+++ Dataset content +++
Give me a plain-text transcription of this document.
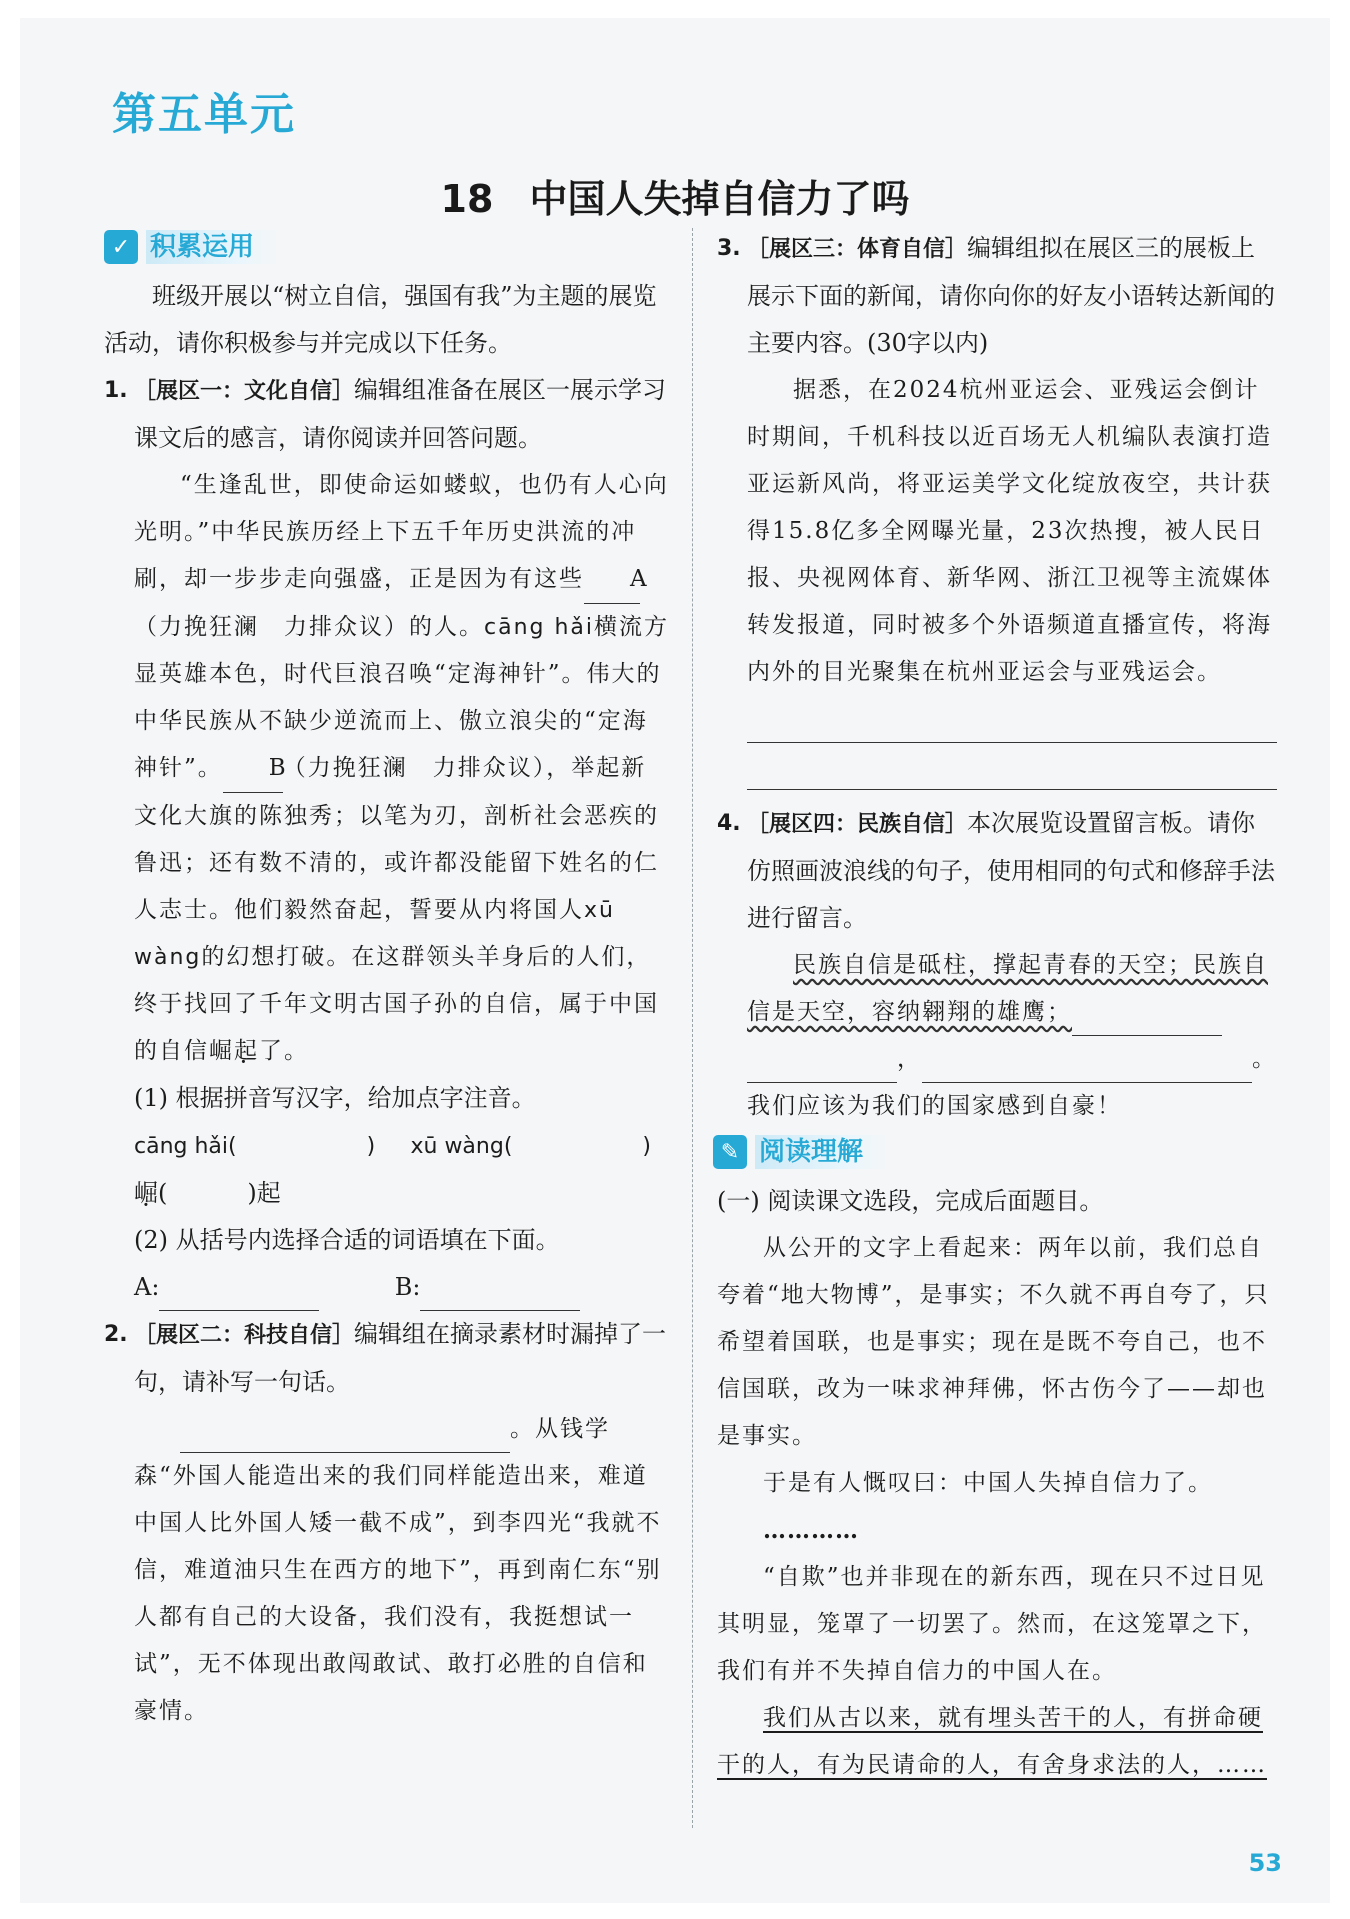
第五单元
18 中国人失掉自信力了吗
✓ 积累运用

班级开展以“树立自信，强国有我”为主题的展览活动，请你积极参与并完成以下任务。

1. ［展区一：文化自信］编辑组准备在展区一展示学习课文后的感言，请你阅读并回答问题。

“生逢乱世，即使命运如蝼蚁，也仍有人心向光明。”中华民族历经上下五千年历史洪流的冲刷，却一步步走向强盛，正是因为有这些 A（力挽狂澜　力排众议）的人。cāng hǎi横流方显英雄本色，时代巨浪召唤“定海神针”。伟大的中华民族从不缺少逆流而上、傲立浪尖的“定海神针”。 B（力挽狂澜　力排众议），举起新文化大旗的陈独秀；以笔为刃，剖析社会恶疾的鲁迅；还有数不清的，或许都没能留下姓名的仁人志士。他们毅然奋起，誓要从内将国人xū wàng的幻想打破。在这群领头羊身后的人们，终于找回了千年文明古国子孙的自信，属于中国的自信崛起了。

(1) 根据拼音写汉字，给加点字注音。

cāng hǎi(	) xū wàng(	)

崛(	)起

(2) 从括号内选择合适的词语填在下面。

A:	B:

2. ［展区二：科技自信］编辑组在摘录素材时漏掉了一句，请补写一句话。

。从钱学森“外国人能造出来的我们同样能造出来，难道中国人比外国人矮一截不成”，到李四光“我就不信，难道油只生在西方的地下”，再到南仁东“别人都有自己的大设备，我们没有，我挺想试一试”，无不体现出敢闯敢试、敢打必胜的自信和豪情。

3. ［展区三：体育自信］编辑组拟在展区三的展板上展示下面的新闻，请你向你的好友小语转达新闻的主要内容。(30字以内)

据悉，在2024杭州亚运会、亚残运会倒计时期间，千机科技以近百场无人机编队表演打造亚运新风尚，将亚运美学文化绽放夜空，共计获得15.8亿多全网曝光量，23次热搜，被人民日报、央视网体育、新华网、浙江卫视等主流媒体转发报道，同时被多个外语频道直播宣传，将海内外的目光聚集在杭州亚运会与亚残运会。

4. ［展区四：民族自信］本次展览设置留言板。请你仿照画波浪线的句子，使用相同的句式和修辞手法进行留言。

民族自信是砥柱，撑起青春的天空；民族自信是天空，容纳翱翔的雄鹰；

，	。

我们应该为我们的国家感到自豪！

✎ 阅读理解

(一) 阅读课文选段，完成后面题目。

从公开的文字上看起来：两年以前，我们总自夸着“地大物博”，是事实；不久就不再自夸了，只希望着国联，也是事实；现在是既不夸自己，也不信国联，改为一味求神拜佛，怀古伤今了——却也是事实。

于是有人慨叹曰：中国人失掉自信力了。

…………

“自欺”也并非现在的新东西，现在只不过日见其明显，笼罩了一切罢了。然而，在这笼罩之下，我们有并不失掉自信力的中国人在。

我们从古以来，就有埋头苦干的人，有拼命硬干的人，有为民请命的人，有舍身求法的人，……

53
+++
**Task to carry out:** Look through the material and say how many lines hold "cāng". Give the number only.

**Full answer:** 2